Data listing:

******************************

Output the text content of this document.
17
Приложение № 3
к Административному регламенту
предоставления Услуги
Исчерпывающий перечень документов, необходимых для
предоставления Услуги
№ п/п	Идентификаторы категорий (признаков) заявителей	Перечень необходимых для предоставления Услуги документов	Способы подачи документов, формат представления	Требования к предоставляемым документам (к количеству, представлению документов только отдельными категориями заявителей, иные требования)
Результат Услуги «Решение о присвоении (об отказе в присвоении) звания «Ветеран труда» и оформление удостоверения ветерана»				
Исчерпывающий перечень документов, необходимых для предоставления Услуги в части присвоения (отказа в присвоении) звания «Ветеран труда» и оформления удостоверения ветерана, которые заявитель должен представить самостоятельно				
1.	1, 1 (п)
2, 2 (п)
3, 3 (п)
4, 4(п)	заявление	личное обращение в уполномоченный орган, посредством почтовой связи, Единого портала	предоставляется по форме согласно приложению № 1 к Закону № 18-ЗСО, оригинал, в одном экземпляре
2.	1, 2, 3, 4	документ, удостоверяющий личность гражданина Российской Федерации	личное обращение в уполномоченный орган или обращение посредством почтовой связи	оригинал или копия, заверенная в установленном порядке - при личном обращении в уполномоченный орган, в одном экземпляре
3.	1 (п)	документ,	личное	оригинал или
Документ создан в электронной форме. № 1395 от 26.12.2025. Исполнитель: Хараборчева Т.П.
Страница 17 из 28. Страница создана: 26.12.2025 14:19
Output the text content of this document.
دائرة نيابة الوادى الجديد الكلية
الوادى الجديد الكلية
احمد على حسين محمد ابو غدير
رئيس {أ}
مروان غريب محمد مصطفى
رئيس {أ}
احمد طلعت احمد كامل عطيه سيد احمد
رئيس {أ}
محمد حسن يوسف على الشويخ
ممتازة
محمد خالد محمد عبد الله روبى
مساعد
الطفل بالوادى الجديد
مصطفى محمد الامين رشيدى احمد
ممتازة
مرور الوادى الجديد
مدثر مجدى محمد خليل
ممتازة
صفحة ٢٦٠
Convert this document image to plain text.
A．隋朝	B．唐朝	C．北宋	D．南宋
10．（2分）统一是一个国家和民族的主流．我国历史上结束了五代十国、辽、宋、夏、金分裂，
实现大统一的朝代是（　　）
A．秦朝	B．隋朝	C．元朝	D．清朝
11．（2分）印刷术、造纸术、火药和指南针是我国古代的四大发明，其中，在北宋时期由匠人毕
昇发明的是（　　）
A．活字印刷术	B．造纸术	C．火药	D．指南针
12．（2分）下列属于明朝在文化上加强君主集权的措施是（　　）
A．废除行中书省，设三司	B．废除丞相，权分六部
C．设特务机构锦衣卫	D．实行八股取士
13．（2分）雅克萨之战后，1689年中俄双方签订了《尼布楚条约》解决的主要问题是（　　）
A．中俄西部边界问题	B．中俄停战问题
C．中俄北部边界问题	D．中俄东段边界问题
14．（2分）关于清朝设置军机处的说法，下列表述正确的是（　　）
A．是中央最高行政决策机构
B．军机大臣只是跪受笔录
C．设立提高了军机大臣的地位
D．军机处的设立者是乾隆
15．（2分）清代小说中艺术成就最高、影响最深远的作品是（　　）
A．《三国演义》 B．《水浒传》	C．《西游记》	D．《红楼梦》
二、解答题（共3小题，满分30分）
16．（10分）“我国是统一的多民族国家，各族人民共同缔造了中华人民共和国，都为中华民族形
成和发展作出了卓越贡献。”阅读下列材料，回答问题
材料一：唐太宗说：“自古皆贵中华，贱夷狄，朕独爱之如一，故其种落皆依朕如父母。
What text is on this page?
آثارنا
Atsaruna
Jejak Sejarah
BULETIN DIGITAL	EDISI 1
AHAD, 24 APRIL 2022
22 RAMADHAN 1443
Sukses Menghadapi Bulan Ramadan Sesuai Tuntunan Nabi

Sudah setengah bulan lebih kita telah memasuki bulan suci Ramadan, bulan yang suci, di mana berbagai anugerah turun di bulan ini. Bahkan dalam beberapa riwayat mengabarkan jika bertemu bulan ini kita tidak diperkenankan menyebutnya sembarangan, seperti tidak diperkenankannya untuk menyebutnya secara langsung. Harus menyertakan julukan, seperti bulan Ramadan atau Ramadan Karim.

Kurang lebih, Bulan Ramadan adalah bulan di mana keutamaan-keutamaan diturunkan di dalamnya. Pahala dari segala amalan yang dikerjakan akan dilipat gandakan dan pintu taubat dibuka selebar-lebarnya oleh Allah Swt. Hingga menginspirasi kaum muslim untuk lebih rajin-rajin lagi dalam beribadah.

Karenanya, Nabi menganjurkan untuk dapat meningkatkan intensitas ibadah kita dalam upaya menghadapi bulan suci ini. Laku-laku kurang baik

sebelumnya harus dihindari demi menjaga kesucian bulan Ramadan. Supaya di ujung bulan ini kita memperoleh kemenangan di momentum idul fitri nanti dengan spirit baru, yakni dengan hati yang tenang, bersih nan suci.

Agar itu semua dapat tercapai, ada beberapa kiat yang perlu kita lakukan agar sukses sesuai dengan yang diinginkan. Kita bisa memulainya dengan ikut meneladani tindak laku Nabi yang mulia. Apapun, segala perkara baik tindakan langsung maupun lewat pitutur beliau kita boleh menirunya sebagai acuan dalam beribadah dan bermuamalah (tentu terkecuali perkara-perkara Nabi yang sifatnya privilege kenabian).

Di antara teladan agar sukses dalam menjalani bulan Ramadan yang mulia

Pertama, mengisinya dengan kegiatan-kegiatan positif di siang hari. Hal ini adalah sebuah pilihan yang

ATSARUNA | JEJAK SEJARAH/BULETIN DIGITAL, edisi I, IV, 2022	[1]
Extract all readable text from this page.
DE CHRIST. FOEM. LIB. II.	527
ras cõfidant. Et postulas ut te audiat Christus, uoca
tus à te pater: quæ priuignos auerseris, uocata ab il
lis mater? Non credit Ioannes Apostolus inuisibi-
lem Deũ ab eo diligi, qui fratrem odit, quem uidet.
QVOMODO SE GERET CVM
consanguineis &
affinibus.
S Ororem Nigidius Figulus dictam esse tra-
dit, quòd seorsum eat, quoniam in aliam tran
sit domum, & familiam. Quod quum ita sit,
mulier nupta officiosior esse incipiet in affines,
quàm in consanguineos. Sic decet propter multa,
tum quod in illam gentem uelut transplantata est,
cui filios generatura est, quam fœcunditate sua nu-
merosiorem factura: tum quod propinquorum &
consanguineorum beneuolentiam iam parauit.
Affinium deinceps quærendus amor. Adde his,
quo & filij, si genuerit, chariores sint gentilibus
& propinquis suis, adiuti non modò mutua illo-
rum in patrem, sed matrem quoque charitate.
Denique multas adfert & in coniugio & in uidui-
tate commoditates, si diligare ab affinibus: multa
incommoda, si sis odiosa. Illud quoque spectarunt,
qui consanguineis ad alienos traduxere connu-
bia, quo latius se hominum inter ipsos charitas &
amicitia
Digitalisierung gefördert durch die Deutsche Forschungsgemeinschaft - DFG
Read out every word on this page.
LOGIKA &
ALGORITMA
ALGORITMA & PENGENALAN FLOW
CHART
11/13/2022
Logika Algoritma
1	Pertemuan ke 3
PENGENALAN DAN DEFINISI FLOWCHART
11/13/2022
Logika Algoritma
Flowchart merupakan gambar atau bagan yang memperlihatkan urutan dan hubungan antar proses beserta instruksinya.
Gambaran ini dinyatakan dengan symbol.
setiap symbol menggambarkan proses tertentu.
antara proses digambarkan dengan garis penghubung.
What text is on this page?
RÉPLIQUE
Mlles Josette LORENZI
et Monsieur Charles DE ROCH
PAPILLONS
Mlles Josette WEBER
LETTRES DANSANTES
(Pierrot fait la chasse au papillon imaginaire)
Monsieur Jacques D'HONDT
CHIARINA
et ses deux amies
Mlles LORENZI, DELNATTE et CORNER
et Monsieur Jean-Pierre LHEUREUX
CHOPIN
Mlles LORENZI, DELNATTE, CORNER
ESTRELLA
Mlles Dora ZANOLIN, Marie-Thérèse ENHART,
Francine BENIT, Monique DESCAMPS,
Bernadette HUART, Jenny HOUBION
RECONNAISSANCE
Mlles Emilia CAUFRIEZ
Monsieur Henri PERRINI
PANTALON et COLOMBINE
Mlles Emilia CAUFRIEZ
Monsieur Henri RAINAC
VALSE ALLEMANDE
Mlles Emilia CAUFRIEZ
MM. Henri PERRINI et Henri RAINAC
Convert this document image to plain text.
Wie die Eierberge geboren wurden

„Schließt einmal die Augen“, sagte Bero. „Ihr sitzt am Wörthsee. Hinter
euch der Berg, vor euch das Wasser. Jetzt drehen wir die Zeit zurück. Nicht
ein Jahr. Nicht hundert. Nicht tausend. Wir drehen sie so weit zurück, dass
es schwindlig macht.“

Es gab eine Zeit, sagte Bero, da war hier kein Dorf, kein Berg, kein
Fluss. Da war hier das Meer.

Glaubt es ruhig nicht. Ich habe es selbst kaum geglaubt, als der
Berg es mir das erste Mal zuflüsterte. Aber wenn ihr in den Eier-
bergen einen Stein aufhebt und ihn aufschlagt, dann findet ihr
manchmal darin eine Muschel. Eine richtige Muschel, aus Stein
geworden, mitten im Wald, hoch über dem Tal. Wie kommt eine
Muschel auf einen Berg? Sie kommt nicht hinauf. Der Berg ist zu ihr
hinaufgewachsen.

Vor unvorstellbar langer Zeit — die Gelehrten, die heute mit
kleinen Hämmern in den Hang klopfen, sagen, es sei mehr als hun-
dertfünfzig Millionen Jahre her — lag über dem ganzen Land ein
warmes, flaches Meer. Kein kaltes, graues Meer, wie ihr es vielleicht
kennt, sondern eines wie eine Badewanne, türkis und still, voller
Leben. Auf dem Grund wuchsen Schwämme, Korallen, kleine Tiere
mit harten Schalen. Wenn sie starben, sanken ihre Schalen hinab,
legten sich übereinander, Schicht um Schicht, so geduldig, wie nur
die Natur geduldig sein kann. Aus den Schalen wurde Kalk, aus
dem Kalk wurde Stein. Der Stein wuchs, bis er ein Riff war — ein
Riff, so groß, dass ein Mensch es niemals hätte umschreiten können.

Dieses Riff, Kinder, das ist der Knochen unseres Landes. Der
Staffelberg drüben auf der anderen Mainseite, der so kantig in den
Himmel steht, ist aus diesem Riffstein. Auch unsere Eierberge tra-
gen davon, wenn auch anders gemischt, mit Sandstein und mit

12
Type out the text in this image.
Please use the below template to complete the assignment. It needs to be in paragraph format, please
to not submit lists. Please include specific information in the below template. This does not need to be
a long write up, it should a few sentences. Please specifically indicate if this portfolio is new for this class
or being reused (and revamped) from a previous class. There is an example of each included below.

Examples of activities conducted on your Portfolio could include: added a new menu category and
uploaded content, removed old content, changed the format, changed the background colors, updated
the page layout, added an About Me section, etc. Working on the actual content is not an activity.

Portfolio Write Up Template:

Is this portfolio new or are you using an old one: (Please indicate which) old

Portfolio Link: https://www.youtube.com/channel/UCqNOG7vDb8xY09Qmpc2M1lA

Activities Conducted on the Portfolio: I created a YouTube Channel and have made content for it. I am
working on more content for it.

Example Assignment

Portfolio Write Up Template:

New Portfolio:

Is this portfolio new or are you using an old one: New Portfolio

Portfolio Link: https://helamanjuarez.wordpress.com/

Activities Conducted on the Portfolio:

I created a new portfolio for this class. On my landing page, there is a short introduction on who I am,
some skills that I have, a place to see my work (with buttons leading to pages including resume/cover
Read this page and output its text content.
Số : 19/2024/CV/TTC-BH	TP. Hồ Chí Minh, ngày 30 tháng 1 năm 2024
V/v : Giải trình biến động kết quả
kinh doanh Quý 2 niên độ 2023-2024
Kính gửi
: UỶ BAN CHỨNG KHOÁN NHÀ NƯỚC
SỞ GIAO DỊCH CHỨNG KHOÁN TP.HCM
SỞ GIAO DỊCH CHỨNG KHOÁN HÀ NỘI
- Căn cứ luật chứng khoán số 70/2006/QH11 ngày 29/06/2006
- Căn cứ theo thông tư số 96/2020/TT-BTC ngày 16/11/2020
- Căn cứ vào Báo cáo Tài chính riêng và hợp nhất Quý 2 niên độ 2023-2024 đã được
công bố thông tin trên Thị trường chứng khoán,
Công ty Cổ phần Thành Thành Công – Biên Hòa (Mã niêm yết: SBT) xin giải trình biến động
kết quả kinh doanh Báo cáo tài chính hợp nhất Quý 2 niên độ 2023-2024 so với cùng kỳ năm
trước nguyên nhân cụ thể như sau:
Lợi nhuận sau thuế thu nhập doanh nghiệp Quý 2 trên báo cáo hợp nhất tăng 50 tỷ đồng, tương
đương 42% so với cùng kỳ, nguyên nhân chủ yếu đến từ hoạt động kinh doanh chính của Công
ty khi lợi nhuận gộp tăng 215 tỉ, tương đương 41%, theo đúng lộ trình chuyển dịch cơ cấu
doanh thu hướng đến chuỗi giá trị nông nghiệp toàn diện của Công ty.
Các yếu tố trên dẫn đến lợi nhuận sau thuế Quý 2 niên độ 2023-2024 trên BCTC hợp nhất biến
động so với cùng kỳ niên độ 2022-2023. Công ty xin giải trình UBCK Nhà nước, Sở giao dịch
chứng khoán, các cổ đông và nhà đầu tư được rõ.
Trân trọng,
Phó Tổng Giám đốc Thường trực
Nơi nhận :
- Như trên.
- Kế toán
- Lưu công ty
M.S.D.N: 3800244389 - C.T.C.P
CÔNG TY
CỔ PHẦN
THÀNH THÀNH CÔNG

******************************

[WHAT YOU WILL DO] Whichever lines contain the string "Link", select and copy them.

[OUTPUT OF THE TASK]
Portfolio Link: https://www.youtube.com/channel/UCqNOG7vDb8xY09Qmpc2M1lA
Portfolio Link: https://helamanjuarez.wordpress.com/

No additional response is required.